Problem requirements = Leaving the pictures aside, transcribe every line below exactly.

Material to process =
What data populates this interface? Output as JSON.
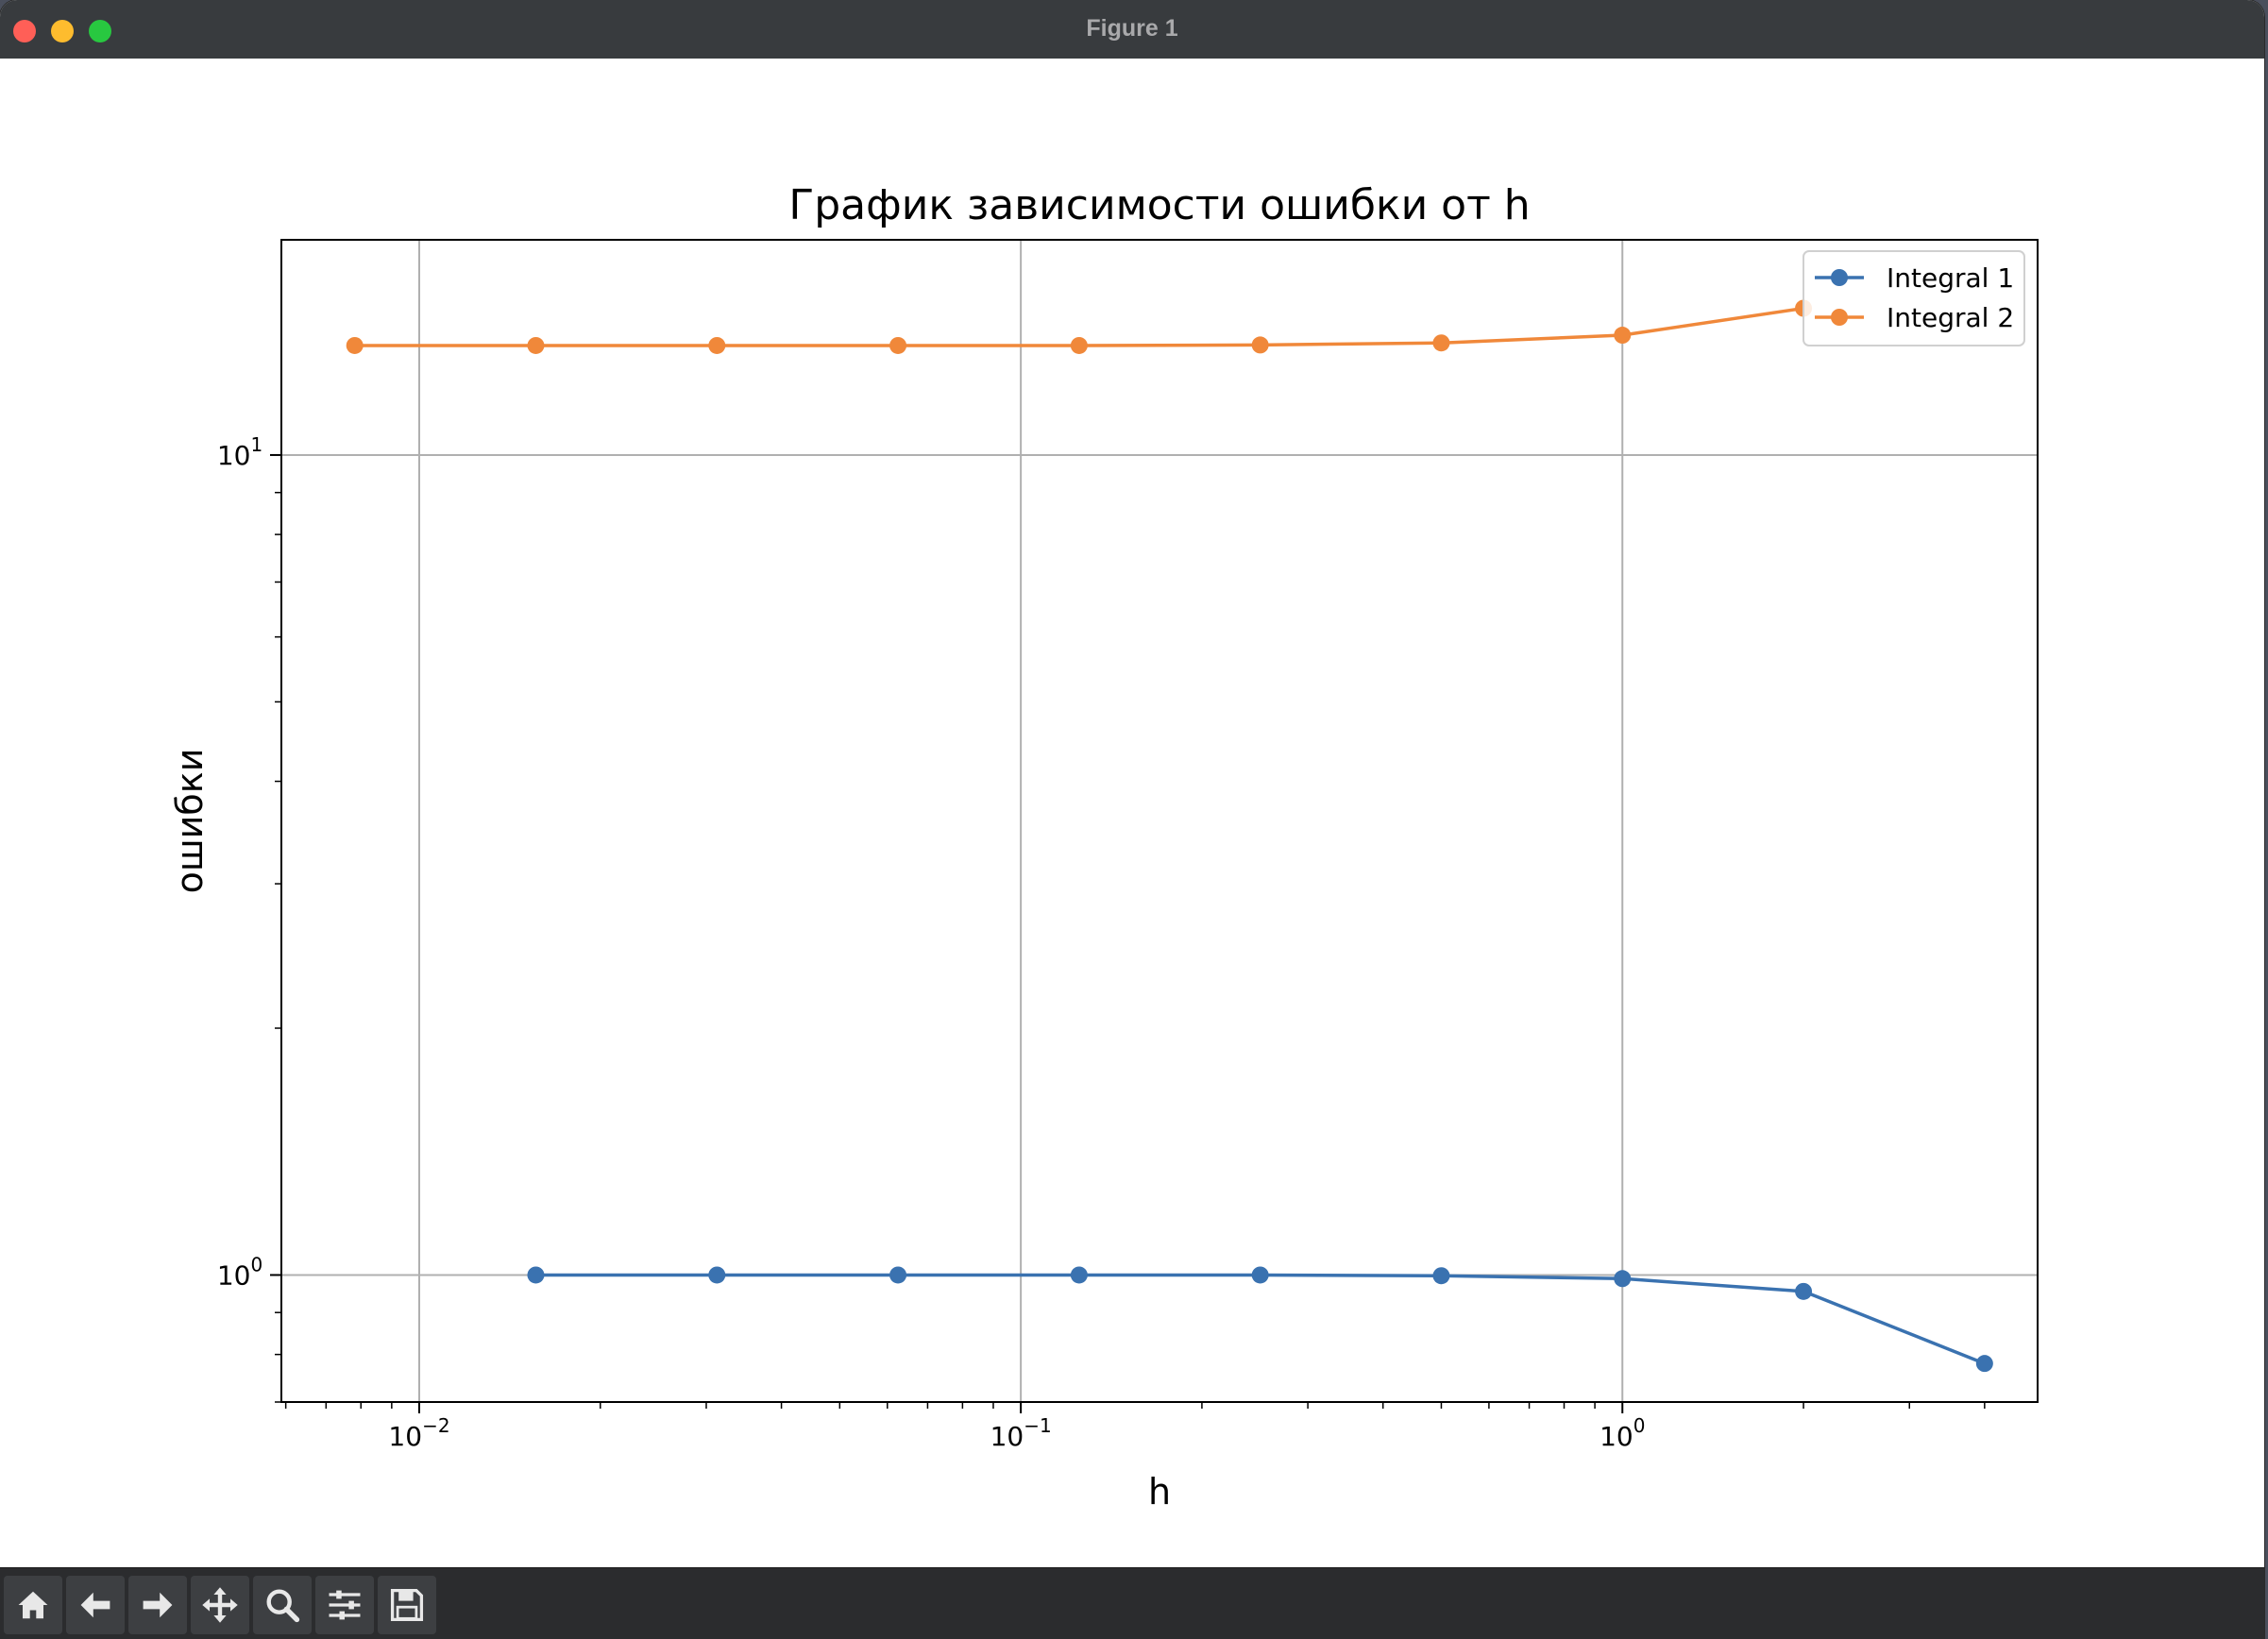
{
  "window": {
    "title": "Figure 1"
  },
  "toolbar": {
    "buttons": [
      {
        "name": "home-button",
        "icon": "home-icon"
      },
      {
        "name": "back-button",
        "icon": "arrow-left-icon"
      },
      {
        "name": "forward-button",
        "icon": "arrow-right-icon"
      },
      {
        "name": "pan-button",
        "icon": "move-icon"
      },
      {
        "name": "zoom-button",
        "icon": "magnifier-icon"
      },
      {
        "name": "configure-subplots-button",
        "icon": "sliders-icon"
      },
      {
        "name": "save-button",
        "icon": "floppy-disk-icon"
      }
    ]
  },
  "chart_data": {
    "type": "line",
    "title": "График зависимости ошибки от h",
    "xlabel": "h",
    "ylabel": "ошибки",
    "xscale": "log",
    "yscale": "log",
    "xlim": [
      0.0059,
      4.9
    ],
    "ylim": [
      0.7,
      18.3
    ],
    "xticks": [
      {
        "value": 0.01,
        "base": "10",
        "exp": "−2"
      },
      {
        "value": 0.1,
        "base": "10",
        "exp": "−1"
      },
      {
        "value": 1,
        "base": "10",
        "exp": "0"
      }
    ],
    "yticks": [
      {
        "value": 1,
        "base": "10",
        "exp": "0"
      },
      {
        "value": 10,
        "base": "10",
        "exp": "1"
      }
    ],
    "grid": true,
    "legend_position": "top-right",
    "series": [
      {
        "name": "Integral 1",
        "color": "#3a72b0",
        "x": [
          0.015625,
          0.03125,
          0.0625,
          0.125,
          0.25,
          0.5,
          1,
          2,
          4
        ],
        "y": [
          1.0,
          1.0,
          1.0,
          1.0,
          1.0,
          0.998,
          0.99,
          0.955,
          0.78
        ]
      },
      {
        "name": "Integral 2",
        "color": "#f0883a",
        "x": [
          0.0078125,
          0.015625,
          0.03125,
          0.0625,
          0.125,
          0.25,
          0.5,
          1,
          2
        ],
        "y": [
          13.6,
          13.6,
          13.6,
          13.6,
          13.6,
          13.62,
          13.7,
          14.0,
          15.1
        ]
      }
    ]
  }
}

Finished answer =
What data populates this interface? Output as JSON.
{
  "window": {
    "title": "Figure 1"
  },
  "toolbar": {
    "buttons": [
      {
        "name": "home-button",
        "icon": "home-icon"
      },
      {
        "name": "back-button",
        "icon": "arrow-left-icon"
      },
      {
        "name": "forward-button",
        "icon": "arrow-right-icon"
      },
      {
        "name": "pan-button",
        "icon": "move-icon"
      },
      {
        "name": "zoom-button",
        "icon": "magnifier-icon"
      },
      {
        "name": "configure-subplots-button",
        "icon": "sliders-icon"
      },
      {
        "name": "save-button",
        "icon": "floppy-disk-icon"
      }
    ]
  },
  "chart_data": {
    "type": "line",
    "title": "График зависимости ошибки от h",
    "xlabel": "h",
    "ylabel": "ошибки",
    "xscale": "log",
    "yscale": "log",
    "xlim": [
      0.0059,
      4.9
    ],
    "ylim": [
      0.7,
      18.3
    ],
    "xticks": [
      {
        "value": 0.01,
        "base": "10",
        "exp": "−2"
      },
      {
        "value": 0.1,
        "base": "10",
        "exp": "−1"
      },
      {
        "value": 1,
        "base": "10",
        "exp": "0"
      }
    ],
    "yticks": [
      {
        "value": 1,
        "base": "10",
        "exp": "0"
      },
      {
        "value": 10,
        "base": "10",
        "exp": "1"
      }
    ],
    "grid": true,
    "legend_position": "top-right",
    "series": [
      {
        "name": "Integral 1",
        "color": "#3a72b0",
        "x": [
          0.015625,
          0.03125,
          0.0625,
          0.125,
          0.25,
          0.5,
          1,
          2,
          4
        ],
        "y": [
          1.0,
          1.0,
          1.0,
          1.0,
          1.0,
          0.998,
          0.99,
          0.955,
          0.78
        ]
      },
      {
        "name": "Integral 2",
        "color": "#f0883a",
        "x": [
          0.0078125,
          0.015625,
          0.03125,
          0.0625,
          0.125,
          0.25,
          0.5,
          1,
          2
        ],
        "y": [
          13.6,
          13.6,
          13.6,
          13.6,
          13.6,
          13.62,
          13.7,
          14.0,
          15.1
        ]
      }
    ]
  }
}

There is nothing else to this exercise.